PROBLEM TO WORK ON:
Read the lines that follow and pick out every one containing the word "Bleibequote".

WORKING DATA:
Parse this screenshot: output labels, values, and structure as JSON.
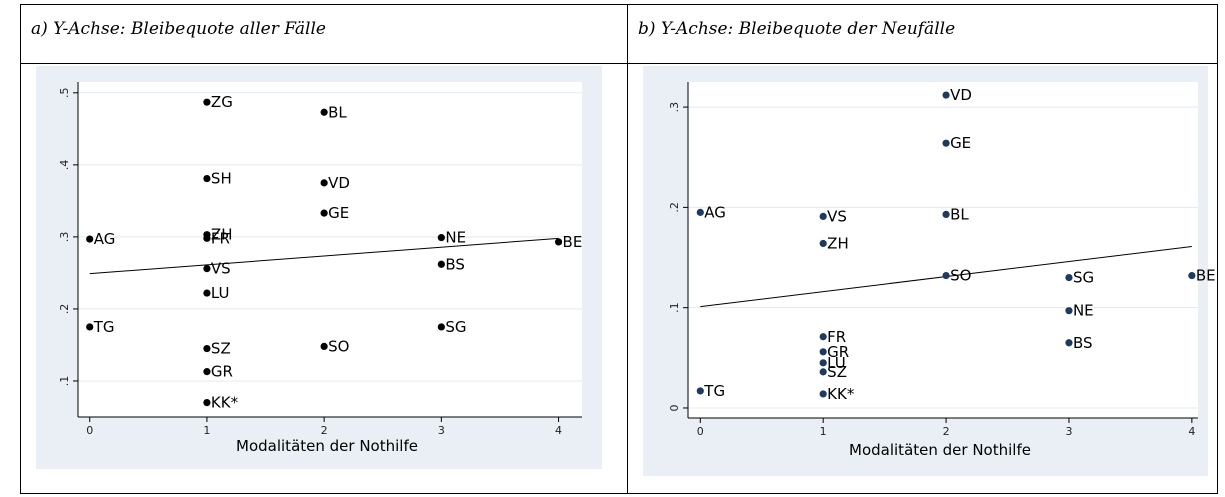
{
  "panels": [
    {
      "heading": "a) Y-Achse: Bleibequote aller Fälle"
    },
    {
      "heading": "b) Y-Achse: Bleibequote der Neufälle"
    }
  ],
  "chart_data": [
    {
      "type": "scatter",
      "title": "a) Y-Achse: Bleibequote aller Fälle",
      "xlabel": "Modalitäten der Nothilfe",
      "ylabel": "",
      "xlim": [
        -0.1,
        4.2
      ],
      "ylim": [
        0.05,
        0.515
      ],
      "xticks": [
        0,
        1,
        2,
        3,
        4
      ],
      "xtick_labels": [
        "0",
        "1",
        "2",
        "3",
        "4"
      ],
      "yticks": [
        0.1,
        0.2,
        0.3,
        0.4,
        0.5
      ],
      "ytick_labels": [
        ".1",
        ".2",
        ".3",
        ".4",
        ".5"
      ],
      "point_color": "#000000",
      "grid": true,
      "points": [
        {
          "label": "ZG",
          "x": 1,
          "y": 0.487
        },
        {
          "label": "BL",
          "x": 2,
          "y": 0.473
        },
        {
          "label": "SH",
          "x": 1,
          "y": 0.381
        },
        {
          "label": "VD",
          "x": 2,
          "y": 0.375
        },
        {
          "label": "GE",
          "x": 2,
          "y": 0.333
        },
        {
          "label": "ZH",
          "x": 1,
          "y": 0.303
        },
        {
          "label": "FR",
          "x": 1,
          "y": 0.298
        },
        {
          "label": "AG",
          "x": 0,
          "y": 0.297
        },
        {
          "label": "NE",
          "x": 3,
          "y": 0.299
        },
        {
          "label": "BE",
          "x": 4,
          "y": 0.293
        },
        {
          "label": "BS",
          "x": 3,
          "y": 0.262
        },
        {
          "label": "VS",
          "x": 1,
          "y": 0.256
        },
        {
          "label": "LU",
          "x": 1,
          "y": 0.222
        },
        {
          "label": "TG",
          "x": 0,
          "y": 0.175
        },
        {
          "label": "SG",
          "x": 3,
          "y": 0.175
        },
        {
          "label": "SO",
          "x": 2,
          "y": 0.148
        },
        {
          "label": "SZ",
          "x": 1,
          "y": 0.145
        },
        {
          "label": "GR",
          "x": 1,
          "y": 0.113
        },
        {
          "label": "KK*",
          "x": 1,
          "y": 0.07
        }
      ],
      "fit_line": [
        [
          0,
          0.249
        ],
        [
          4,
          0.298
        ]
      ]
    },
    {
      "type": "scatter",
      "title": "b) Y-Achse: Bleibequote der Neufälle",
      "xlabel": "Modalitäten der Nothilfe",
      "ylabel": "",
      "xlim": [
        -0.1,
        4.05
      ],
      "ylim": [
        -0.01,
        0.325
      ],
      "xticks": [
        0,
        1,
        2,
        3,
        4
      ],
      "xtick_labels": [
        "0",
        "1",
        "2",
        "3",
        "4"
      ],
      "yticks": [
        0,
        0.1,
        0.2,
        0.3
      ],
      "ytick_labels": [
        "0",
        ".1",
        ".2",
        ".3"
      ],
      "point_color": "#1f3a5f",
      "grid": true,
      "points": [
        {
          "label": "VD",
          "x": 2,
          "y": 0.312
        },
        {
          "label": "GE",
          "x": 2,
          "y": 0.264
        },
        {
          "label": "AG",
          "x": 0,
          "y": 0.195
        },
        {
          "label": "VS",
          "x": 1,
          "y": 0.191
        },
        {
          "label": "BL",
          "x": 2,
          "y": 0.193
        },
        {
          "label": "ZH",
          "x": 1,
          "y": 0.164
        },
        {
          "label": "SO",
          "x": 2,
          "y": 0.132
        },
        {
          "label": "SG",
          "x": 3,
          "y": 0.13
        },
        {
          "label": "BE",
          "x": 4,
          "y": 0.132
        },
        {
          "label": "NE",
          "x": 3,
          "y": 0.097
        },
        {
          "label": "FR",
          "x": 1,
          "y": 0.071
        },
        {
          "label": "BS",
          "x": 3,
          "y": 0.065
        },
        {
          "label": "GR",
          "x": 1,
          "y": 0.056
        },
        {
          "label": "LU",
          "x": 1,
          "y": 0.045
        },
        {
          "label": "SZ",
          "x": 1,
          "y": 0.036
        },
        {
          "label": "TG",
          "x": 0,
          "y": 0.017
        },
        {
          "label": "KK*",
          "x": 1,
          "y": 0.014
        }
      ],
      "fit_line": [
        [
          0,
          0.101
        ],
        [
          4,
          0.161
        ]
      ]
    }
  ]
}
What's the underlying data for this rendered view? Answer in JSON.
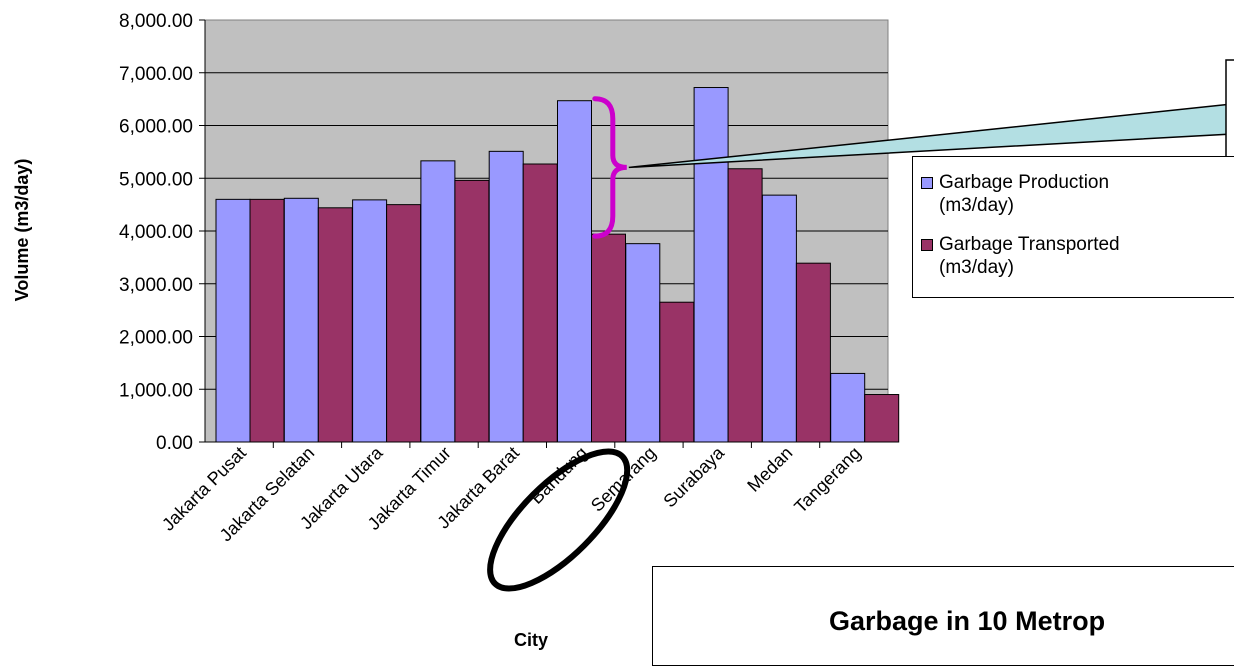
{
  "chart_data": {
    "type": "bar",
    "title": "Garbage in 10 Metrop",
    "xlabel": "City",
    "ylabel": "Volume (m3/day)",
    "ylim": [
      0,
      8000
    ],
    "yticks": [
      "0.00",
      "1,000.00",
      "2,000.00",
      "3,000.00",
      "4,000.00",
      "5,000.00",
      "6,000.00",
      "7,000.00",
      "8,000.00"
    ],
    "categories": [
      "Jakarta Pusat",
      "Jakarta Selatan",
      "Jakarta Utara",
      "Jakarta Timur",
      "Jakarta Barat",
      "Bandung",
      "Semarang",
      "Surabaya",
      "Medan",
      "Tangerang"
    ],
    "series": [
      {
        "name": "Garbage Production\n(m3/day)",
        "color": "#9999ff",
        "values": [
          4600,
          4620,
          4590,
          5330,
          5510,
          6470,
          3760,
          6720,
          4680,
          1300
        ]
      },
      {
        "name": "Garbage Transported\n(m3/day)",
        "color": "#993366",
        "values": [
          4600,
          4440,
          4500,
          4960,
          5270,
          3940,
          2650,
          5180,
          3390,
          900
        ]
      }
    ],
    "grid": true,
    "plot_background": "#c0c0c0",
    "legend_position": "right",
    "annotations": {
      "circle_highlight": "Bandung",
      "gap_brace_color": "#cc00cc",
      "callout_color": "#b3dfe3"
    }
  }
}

--

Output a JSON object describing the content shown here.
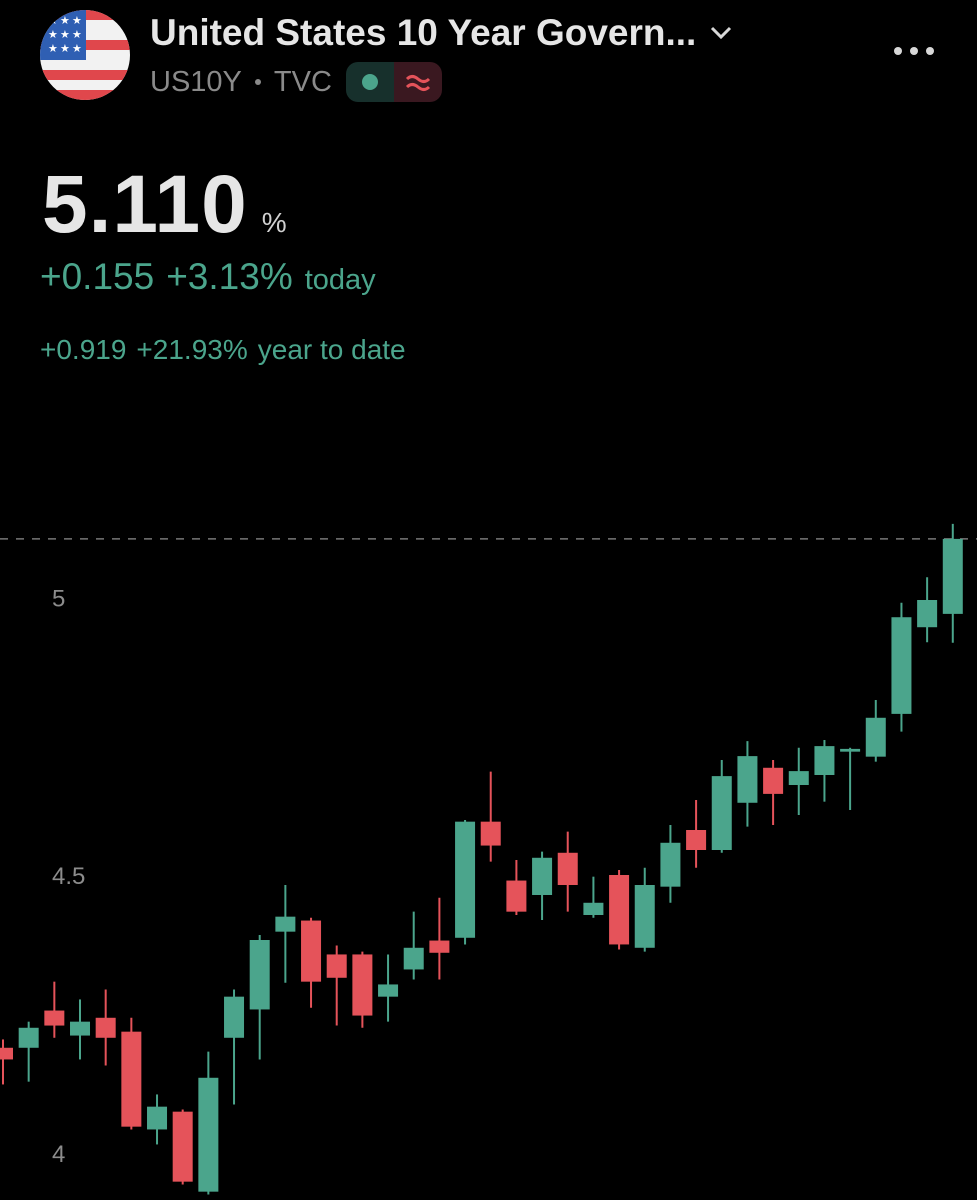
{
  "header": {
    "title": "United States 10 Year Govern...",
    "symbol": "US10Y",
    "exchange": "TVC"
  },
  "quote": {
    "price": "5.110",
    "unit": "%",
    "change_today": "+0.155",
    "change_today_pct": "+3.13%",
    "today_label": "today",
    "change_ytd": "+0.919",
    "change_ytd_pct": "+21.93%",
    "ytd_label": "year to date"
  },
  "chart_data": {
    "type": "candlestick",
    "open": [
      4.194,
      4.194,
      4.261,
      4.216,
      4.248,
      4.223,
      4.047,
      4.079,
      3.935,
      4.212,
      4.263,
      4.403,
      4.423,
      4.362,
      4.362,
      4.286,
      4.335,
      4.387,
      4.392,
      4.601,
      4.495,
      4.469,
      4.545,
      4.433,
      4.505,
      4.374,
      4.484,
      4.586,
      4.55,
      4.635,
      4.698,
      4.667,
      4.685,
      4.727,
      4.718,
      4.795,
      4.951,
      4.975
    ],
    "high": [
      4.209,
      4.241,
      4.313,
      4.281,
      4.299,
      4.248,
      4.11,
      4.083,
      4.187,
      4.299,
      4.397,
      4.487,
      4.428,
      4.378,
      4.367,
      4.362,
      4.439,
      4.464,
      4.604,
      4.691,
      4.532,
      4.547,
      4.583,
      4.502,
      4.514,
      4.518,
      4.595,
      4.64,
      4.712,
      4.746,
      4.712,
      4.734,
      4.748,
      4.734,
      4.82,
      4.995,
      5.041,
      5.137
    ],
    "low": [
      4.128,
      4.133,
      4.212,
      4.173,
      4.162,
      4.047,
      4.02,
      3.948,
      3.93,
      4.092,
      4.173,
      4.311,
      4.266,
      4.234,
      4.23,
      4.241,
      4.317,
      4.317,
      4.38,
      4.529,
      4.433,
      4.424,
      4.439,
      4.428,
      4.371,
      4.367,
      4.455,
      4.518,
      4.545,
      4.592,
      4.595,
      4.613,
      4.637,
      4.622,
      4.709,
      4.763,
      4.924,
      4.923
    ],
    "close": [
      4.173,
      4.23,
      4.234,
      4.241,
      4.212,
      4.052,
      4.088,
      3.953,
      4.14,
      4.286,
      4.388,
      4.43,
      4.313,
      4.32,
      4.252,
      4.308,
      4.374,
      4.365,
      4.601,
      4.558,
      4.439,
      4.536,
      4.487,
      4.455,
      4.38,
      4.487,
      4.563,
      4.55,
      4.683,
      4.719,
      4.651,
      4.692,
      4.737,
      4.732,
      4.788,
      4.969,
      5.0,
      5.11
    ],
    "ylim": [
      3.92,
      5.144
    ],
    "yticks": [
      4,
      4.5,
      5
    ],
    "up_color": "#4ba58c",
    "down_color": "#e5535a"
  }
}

RESPONSE:
      "heading": "a) Y-Achse: Bleibequote aller Fälle"
      "heading": "b) Y-Achse: Bleibequote der Neufälle"
      "title": "a) Y-Achse: Bleibequote aller Fälle",
      "title": "b) Y-Achse: Bleibequote der Neufälle",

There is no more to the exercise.